- Task brief
Reproduce all of the data below, switching each occurrence of "label-bg" to "label-background" and leaving everything else unchanged.
START Supplied material
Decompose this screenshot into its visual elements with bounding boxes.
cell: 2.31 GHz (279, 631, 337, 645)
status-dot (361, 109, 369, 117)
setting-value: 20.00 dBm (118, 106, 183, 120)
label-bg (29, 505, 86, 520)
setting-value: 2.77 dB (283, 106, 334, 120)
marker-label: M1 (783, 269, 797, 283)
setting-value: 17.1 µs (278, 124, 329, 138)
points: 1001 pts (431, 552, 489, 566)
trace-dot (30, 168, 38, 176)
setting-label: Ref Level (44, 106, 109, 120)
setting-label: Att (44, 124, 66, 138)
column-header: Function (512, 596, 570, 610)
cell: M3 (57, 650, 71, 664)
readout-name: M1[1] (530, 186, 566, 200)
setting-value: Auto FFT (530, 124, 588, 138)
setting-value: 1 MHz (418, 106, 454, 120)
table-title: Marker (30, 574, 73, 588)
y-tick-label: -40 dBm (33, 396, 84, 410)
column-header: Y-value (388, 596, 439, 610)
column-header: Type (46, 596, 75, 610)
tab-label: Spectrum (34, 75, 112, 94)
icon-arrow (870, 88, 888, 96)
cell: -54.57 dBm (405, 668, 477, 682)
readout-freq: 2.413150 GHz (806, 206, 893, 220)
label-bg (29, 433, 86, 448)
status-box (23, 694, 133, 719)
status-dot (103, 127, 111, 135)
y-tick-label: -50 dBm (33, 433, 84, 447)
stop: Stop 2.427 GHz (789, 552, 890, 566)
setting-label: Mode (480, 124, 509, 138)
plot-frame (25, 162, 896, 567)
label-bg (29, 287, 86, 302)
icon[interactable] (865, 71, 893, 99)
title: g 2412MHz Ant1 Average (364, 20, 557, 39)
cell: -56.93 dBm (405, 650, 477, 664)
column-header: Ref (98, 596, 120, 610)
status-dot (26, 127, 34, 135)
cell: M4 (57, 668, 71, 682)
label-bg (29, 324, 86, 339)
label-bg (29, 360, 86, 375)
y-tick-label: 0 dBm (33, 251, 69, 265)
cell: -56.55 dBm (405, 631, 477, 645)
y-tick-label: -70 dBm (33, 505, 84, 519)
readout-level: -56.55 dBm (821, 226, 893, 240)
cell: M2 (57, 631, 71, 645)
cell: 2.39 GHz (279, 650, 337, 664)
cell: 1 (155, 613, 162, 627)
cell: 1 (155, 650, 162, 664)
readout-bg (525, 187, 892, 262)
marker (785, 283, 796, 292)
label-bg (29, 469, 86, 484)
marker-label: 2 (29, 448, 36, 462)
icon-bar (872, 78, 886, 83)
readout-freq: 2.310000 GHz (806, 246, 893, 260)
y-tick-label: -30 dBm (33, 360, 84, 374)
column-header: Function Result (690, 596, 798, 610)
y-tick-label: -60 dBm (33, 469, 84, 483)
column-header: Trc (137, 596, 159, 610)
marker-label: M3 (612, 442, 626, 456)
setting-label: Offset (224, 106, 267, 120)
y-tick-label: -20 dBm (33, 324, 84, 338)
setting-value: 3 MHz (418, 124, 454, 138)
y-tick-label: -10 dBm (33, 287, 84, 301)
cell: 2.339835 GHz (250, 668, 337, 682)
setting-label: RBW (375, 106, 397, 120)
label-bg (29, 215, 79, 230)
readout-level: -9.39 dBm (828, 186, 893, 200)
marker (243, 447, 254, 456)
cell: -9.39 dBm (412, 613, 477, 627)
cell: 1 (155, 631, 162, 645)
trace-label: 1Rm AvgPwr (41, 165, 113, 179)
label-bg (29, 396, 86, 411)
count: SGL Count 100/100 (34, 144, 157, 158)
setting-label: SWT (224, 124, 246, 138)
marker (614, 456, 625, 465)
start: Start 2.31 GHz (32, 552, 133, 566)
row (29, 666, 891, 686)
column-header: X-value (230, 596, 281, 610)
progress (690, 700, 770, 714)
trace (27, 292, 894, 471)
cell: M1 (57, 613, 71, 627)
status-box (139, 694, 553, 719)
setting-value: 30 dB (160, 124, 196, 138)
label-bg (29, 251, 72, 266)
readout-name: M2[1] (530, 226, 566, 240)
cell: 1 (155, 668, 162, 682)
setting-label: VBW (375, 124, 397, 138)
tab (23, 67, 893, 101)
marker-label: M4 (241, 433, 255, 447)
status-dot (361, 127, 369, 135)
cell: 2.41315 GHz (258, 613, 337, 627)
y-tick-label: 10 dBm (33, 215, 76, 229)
END Supplied material
- Reply
Decompose this screenshot into its visual elements with bounding boxes.
cell: 2.31 GHz (279, 631, 337, 645)
status-dot (361, 109, 369, 117)
setting-value: 20.00 dBm (118, 106, 183, 120)
label-background (29, 505, 86, 520)
setting-value: 2.77 dB (283, 106, 334, 120)
marker-label: M1 (783, 269, 797, 283)
setting-value: 17.1 µs (278, 124, 329, 138)
points: 1001 pts (431, 552, 489, 566)
trace-dot (30, 168, 38, 176)
setting-label: Ref Level (44, 106, 109, 120)
setting-label: Att (44, 124, 66, 138)
column-header: Function (512, 596, 570, 610)
cell: M3 (57, 650, 71, 664)
readout-name: M1[1] (530, 186, 566, 200)
setting-value: Auto FFT (530, 124, 588, 138)
setting-value: 1 MHz (418, 106, 454, 120)
table-title: Marker (30, 574, 73, 588)
y-tick-label: -40 dBm (33, 396, 84, 410)
column-header: Y-value (388, 596, 439, 610)
column-header: Type (46, 596, 75, 610)
tab-label: Spectrum (34, 75, 112, 94)
icon-arrow (870, 88, 888, 96)
cell: -54.57 dBm (405, 668, 477, 682)
readout-freq: 2.413150 GHz (806, 206, 893, 220)
label-background (29, 433, 86, 448)
status-box (23, 694, 133, 719)
status-dot (103, 127, 111, 135)
y-tick-label: -50 dBm (33, 433, 84, 447)
stop: Stop 2.427 GHz (789, 552, 890, 566)
setting-label: Mode (480, 124, 509, 138)
plot-frame (25, 162, 896, 567)
label-background (29, 287, 86, 302)
icon[interactable] (865, 71, 893, 99)
title: g 2412MHz Ant1 Average (364, 20, 557, 39)
cell: -56.93 dBm (405, 650, 477, 664)
column-header: Ref (98, 596, 120, 610)
status-dot (26, 127, 34, 135)
cell: M4 (57, 668, 71, 682)
label-background (29, 324, 86, 339)
label-background (29, 360, 86, 375)
y-tick-label: 0 dBm (33, 251, 69, 265)
cell: -56.55 dBm (405, 631, 477, 645)
y-tick-label: -70 dBm (33, 505, 84, 519)
readout-level: -56.55 dBm (821, 226, 893, 240)
cell: M2 (57, 631, 71, 645)
cell: 2.39 GHz (279, 650, 337, 664)
cell: 1 (155, 613, 162, 627)
cell: 1 (155, 650, 162, 664)
readout-bg (525, 187, 892, 262)
marker (785, 283, 796, 292)
label-background (29, 469, 86, 484)
marker-label: 2 (29, 448, 36, 462)
icon-bar (872, 78, 886, 83)
readout-freq: 2.310000 GHz (806, 246, 893, 260)
y-tick-label: -30 dBm (33, 360, 84, 374)
column-header: Function Result (690, 596, 798, 610)
y-tick-label: -60 dBm (33, 469, 84, 483)
column-header: Trc (137, 596, 159, 610)
marker-label: M3 (612, 442, 626, 456)
setting-label: Offset (224, 106, 267, 120)
y-tick-label: -20 dBm (33, 324, 84, 338)
setting-value: 3 MHz (418, 124, 454, 138)
y-tick-label: -10 dBm (33, 287, 84, 301)
cell: 2.339835 GHz (250, 668, 337, 682)
setting-label: RBW (375, 106, 397, 120)
label-background (29, 215, 79, 230)
readout-level: -9.39 dBm (828, 186, 893, 200)
marker (243, 447, 254, 456)
cell: -9.39 dBm (412, 613, 477, 627)
cell: 1 (155, 631, 162, 645)
trace-label: 1Rm AvgPwr (41, 165, 113, 179)
label-background (29, 396, 86, 411)
count: SGL Count 100/100 (34, 144, 157, 158)
setting-label: SWT (224, 124, 246, 138)
marker (614, 456, 625, 465)
start: Start 2.31 GHz (32, 552, 133, 566)
row (29, 666, 891, 686)
column-header: X-value (230, 596, 281, 610)
progress (690, 700, 770, 714)
trace (27, 292, 894, 471)
cell: M1 (57, 613, 71, 627)
status-box (139, 694, 553, 719)
setting-value: 30 dB (160, 124, 196, 138)
label-background (29, 251, 72, 266)
readout-name: M2[1] (530, 226, 566, 240)
cell: 1 (155, 668, 162, 682)
setting-label: VBW (375, 124, 397, 138)
tab (23, 67, 893, 101)
marker-label: M4 (241, 433, 255, 447)
status-dot (361, 127, 369, 135)
cell: 2.41315 GHz (258, 613, 337, 627)
y-tick-label: 10 dBm (33, 215, 76, 229)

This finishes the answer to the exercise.